Stated exercise - Lift every line from the entries that includes the word "meta".

Rows -
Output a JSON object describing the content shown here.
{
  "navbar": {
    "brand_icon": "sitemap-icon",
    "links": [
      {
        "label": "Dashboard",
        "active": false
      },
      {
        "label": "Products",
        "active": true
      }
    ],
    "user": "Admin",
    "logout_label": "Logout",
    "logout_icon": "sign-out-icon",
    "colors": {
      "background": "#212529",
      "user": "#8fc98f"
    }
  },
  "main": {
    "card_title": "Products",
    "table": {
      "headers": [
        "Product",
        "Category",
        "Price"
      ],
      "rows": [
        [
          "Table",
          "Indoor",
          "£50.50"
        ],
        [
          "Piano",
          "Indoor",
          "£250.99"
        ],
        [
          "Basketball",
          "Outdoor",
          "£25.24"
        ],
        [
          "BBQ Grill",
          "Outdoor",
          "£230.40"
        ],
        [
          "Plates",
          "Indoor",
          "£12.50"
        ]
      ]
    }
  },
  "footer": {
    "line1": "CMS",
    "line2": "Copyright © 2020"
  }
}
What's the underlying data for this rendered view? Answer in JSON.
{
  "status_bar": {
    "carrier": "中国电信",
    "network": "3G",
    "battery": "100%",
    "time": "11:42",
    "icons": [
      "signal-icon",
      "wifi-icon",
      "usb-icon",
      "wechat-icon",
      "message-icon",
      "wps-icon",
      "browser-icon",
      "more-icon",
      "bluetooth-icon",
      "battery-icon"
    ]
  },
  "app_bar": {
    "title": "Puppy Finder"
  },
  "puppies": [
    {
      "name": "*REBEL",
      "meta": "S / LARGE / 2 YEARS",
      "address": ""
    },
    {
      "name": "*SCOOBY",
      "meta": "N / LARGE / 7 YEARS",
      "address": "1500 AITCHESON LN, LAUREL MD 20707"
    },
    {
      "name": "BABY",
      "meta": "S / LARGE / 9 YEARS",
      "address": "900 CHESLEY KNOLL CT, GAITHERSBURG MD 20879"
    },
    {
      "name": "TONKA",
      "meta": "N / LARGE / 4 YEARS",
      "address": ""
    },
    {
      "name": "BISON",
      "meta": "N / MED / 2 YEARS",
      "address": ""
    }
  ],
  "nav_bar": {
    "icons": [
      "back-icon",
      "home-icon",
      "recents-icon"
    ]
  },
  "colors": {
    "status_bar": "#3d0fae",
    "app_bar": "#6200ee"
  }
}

Task solution -
      "meta": "S / LARGE / 2 YEARS",
      "meta": "N / LARGE / 7 YEARS",
      "meta": "S / LARGE / 9 YEARS",
      "meta": "N / LARGE / 4 YEARS",
      "meta": "N / MED / 2 YEARS",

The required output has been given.